▶ _Task prompt_
Find the lines that include the string "sistema" and report how many there are. Give no other text.
■ ■ ■
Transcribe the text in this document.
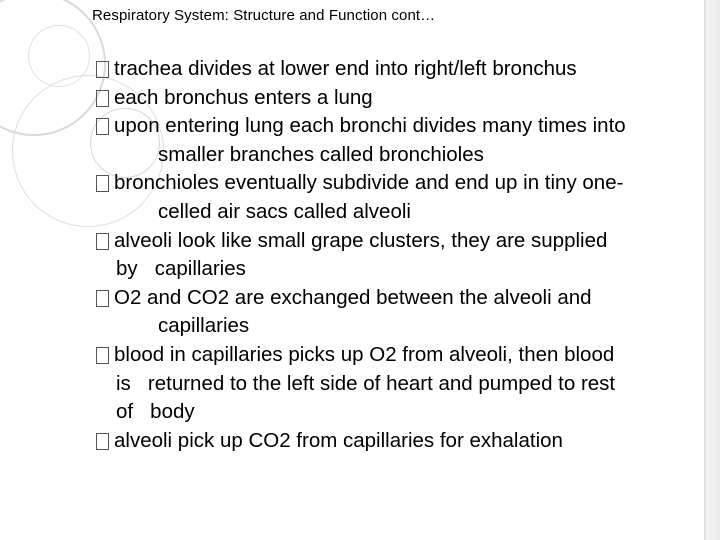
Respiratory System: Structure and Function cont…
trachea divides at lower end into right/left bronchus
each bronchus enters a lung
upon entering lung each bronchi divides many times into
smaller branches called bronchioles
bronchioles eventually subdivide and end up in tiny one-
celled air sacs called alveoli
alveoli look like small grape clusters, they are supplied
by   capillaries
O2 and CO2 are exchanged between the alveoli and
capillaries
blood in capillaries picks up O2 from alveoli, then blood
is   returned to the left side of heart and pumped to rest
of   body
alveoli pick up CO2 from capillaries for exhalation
■ ■ ■
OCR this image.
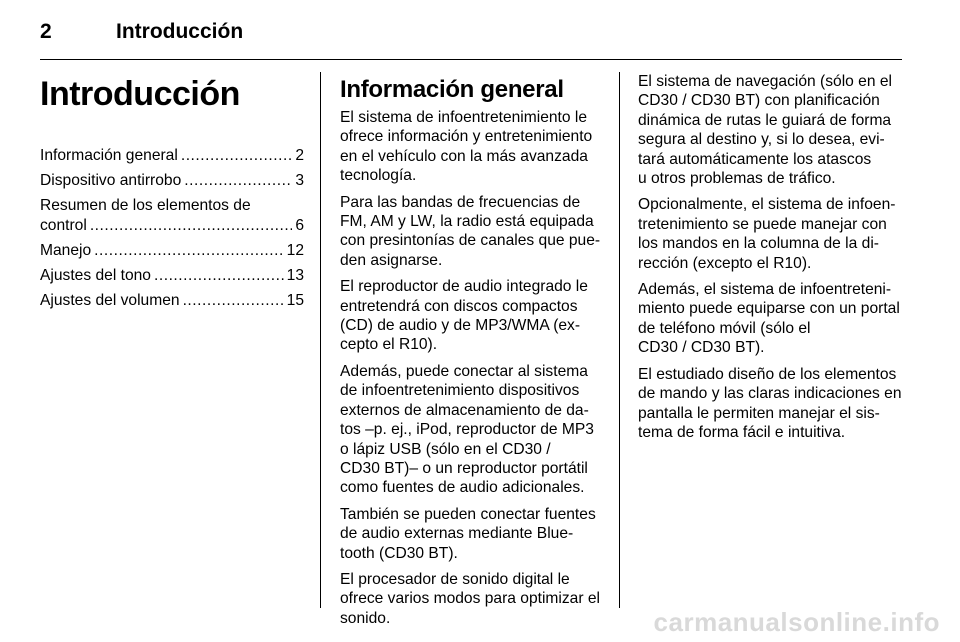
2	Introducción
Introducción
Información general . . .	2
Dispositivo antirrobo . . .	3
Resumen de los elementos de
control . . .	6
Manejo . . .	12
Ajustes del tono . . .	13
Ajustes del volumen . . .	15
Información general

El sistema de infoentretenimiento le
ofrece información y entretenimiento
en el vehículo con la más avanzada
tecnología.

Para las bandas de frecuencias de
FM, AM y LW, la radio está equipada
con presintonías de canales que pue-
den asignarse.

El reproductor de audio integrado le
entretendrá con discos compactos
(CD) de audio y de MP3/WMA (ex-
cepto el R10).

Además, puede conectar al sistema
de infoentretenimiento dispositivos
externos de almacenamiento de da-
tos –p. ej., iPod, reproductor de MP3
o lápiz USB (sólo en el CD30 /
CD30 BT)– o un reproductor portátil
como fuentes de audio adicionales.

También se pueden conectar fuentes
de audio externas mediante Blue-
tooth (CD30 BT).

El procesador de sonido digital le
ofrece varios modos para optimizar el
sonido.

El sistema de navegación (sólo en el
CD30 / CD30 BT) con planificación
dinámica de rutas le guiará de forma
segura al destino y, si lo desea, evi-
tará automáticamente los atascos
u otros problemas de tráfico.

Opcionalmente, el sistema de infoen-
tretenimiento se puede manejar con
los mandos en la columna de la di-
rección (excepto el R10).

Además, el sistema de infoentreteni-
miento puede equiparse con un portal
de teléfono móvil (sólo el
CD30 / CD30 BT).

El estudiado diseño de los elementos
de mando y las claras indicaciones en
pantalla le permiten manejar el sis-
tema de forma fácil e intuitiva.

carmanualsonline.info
■ ■ ■
▶ _Result of the task_
5